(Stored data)
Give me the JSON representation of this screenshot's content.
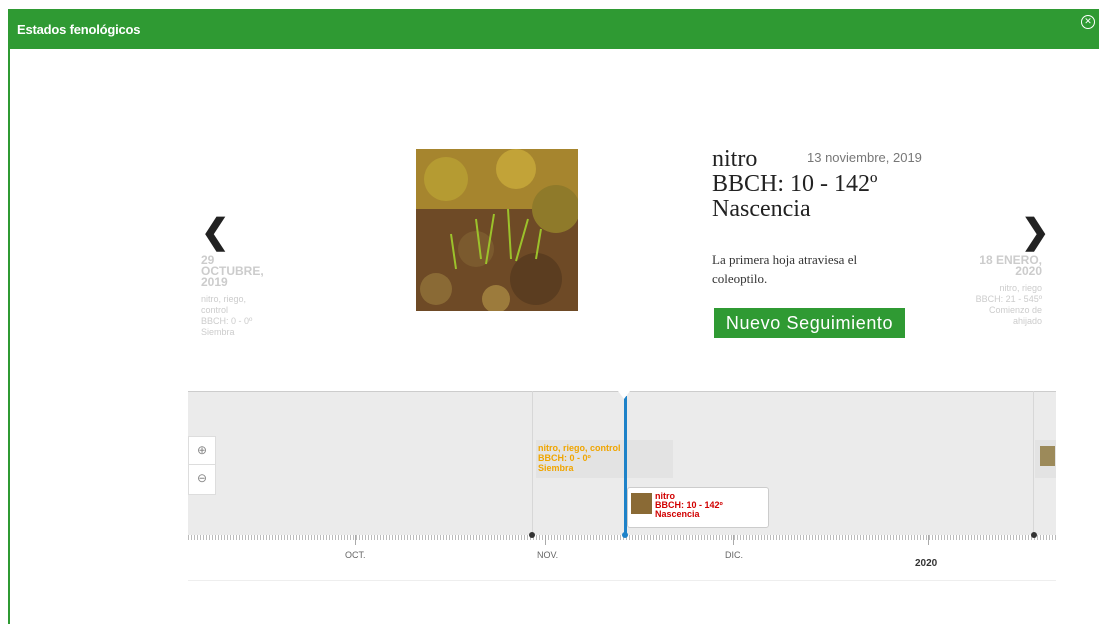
{
  "window": {
    "title": "Estados fenológicos",
    "close_icon": "close-circle-icon"
  },
  "slide": {
    "title_lines": [
      "nitro",
      "BBCH: 10 - 142º",
      "Nascencia"
    ],
    "date": "13 noviembre, 2019",
    "description": "La primera hoja atraviesa el coleoptilo.",
    "button_label": "Nuevo Seguimiento",
    "image_alt": "seedlings emerging from soil"
  },
  "prev": {
    "arrow_icon": "chevron-left-icon",
    "date_lines": [
      "29",
      "OCTUBRE,",
      "2019"
    ],
    "meta_lines": [
      "nitro, riego,",
      "control",
      "BBCH: 0 - 0º",
      "Siembra"
    ]
  },
  "next": {
    "arrow_icon": "chevron-right-icon",
    "date_lines": [
      "18 ENERO,",
      "2020"
    ],
    "meta_lines": [
      "nitro, riego",
      "BBCH: 21 - 545º",
      "Comienzo de",
      "ahijado"
    ]
  },
  "timeline": {
    "zoom_in_icon": "zoom-in-icon",
    "zoom_out_icon": "zoom-out-icon",
    "events": [
      {
        "lines": [
          "nitro, riego, control",
          "BBCH: 0 - 0º",
          "Siembra"
        ],
        "color": "#f0a500"
      },
      {
        "lines": [
          "nitro",
          "BBCH: 10 - 142º",
          "Nascencia"
        ],
        "color": "#d10000"
      }
    ],
    "months": [
      "OCT.",
      "NOV.",
      "DIC."
    ],
    "year": "2020",
    "marker_color": "#1e82c8"
  },
  "colors": {
    "accent": "#2f9a33"
  }
}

### Problem description
Pictures are to be left out; all else in the entries above is to be quoted exactly.

### The solution
Give me the JSON representation of this screenshot's content.
{
  "window": {
    "title": "Estados fenológicos",
    "close_icon": "close-circle-icon"
  },
  "slide": {
    "title_lines": [
      "nitro",
      "BBCH: 10 - 142º",
      "Nascencia"
    ],
    "date": "13 noviembre, 2019",
    "description": "La primera hoja atraviesa el coleoptilo.",
    "button_label": "Nuevo Seguimiento",
    "image_alt": "seedlings emerging from soil"
  },
  "prev": {
    "arrow_icon": "chevron-left-icon",
    "date_lines": [
      "29",
      "OCTUBRE,",
      "2019"
    ],
    "meta_lines": [
      "nitro, riego,",
      "control",
      "BBCH: 0 - 0º",
      "Siembra"
    ]
  },
  "next": {
    "arrow_icon": "chevron-right-icon",
    "date_lines": [
      "18 ENERO,",
      "2020"
    ],
    "meta_lines": [
      "nitro, riego",
      "BBCH: 21 - 545º",
      "Comienzo de",
      "ahijado"
    ]
  },
  "timeline": {
    "zoom_in_icon": "zoom-in-icon",
    "zoom_out_icon": "zoom-out-icon",
    "events": [
      {
        "lines": [
          "nitro, riego, control",
          "BBCH: 0 - 0º",
          "Siembra"
        ],
        "color": "#f0a500"
      },
      {
        "lines": [
          "nitro",
          "BBCH: 10 - 142º",
          "Nascencia"
        ],
        "color": "#d10000"
      }
    ],
    "months": [
      "OCT.",
      "NOV.",
      "DIC."
    ],
    "year": "2020",
    "marker_color": "#1e82c8"
  },
  "colors": {
    "accent": "#2f9a33"
  }
}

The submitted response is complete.